begin

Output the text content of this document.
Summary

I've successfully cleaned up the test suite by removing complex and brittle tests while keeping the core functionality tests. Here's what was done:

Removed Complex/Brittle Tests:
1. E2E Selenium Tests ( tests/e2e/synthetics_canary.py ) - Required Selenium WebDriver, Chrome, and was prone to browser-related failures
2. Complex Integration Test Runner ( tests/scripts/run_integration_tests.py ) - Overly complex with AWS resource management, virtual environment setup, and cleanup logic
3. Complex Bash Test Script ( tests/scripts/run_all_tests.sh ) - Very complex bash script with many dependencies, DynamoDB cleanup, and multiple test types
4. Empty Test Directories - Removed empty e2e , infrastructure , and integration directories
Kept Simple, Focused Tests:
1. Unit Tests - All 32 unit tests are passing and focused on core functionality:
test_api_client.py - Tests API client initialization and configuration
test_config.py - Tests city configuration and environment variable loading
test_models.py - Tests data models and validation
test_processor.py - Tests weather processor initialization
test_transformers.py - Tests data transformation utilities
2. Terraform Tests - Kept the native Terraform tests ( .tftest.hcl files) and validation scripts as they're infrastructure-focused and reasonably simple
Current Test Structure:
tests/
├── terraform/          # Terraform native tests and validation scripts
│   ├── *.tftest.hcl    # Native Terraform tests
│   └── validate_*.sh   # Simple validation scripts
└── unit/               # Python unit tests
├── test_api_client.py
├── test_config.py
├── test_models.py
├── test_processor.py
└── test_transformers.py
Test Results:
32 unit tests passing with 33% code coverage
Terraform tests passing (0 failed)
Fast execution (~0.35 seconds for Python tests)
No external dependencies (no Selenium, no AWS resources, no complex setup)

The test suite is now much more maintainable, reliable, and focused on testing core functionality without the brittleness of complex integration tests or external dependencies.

end

### Goal
Pick out, from the lines above, every one that contains the string "functionality".

### Solution for this problem
I've successfully cleaned up the test suite by removing complex and brittle tests while keeping the core functionality tests. Here's what was done:
1. Unit Tests - All 32 unit tests are passing and focused on core functionality:
The test suite is now much more maintainable, reliable, and focused on testing core functionality without the brittleness of complex integration tests or external dependencies.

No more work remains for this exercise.